------ DATA FOR THIS TASK

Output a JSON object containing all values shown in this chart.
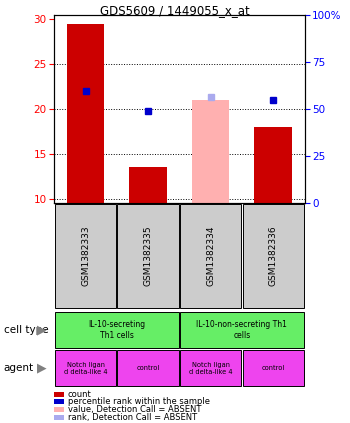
{
  "title": "GDS5609 / 1449055_x_at",
  "samples": [
    "GSM1382333",
    "GSM1382335",
    "GSM1382334",
    "GSM1382336"
  ],
  "counts": [
    29.5,
    13.5,
    null,
    18.0
  ],
  "counts_absent": [
    null,
    null,
    21.0,
    null
  ],
  "percentile_ranks": [
    22.0,
    19.8,
    null,
    21.0
  ],
  "percentile_ranks_absent": [
    null,
    null,
    21.3,
    null
  ],
  "ylim_left": [
    9.5,
    30.5
  ],
  "ylim_right": [
    0,
    100
  ],
  "yticks_left": [
    10,
    15,
    20,
    25,
    30
  ],
  "yticks_right": [
    0,
    25,
    50,
    75,
    100
  ],
  "ytick_labels_right": [
    "0",
    "25",
    "50",
    "75",
    "100%"
  ],
  "bar_color": "#cc0000",
  "bar_color_absent": "#ffb0b0",
  "dot_color": "#0000cc",
  "dot_color_absent": "#aaaaee",
  "sample_box_color": "#cccccc",
  "cell_type_color": "#66ee66",
  "agent_color": "#ee44ee",
  "legend_items": [
    {
      "color": "#cc0000",
      "label": "count"
    },
    {
      "color": "#0000cc",
      "label": "percentile rank within the sample"
    },
    {
      "color": "#ffb0b0",
      "label": "value, Detection Call = ABSENT"
    },
    {
      "color": "#aaaaee",
      "label": "rank, Detection Call = ABSENT"
    }
  ]
}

------------

Every record must be copied exactly, with images dropped from the result.

### ANSWER FOR THIS EXERCISE
Output a JSON object containing all values shown in this chart.
{
  "title": "GDS5609 / 1449055_x_at",
  "samples": [
    "GSM1382333",
    "GSM1382335",
    "GSM1382334",
    "GSM1382336"
  ],
  "counts": [
    29.5,
    13.5,
    null,
    18.0
  ],
  "counts_absent": [
    null,
    null,
    21.0,
    null
  ],
  "percentile_ranks": [
    22.0,
    19.8,
    null,
    21.0
  ],
  "percentile_ranks_absent": [
    null,
    null,
    21.3,
    null
  ],
  "ylim_left": [
    9.5,
    30.5
  ],
  "ylim_right": [
    0,
    100
  ],
  "yticks_left": [
    10,
    15,
    20,
    25,
    30
  ],
  "yticks_right": [
    0,
    25,
    50,
    75,
    100
  ],
  "ytick_labels_right": [
    "0",
    "25",
    "50",
    "75",
    "100%"
  ],
  "bar_color": "#cc0000",
  "bar_color_absent": "#ffb0b0",
  "dot_color": "#0000cc",
  "dot_color_absent": "#aaaaee",
  "sample_box_color": "#cccccc",
  "cell_type_color": "#66ee66",
  "agent_color": "#ee44ee",
  "legend_items": [
    {
      "color": "#cc0000",
      "label": "count"
    },
    {
      "color": "#0000cc",
      "label": "percentile rank within the sample"
    },
    {
      "color": "#ffb0b0",
      "label": "value, Detection Call = ABSENT"
    },
    {
      "color": "#aaaaee",
      "label": "rank, Detection Call = ABSENT"
    }
  ]
}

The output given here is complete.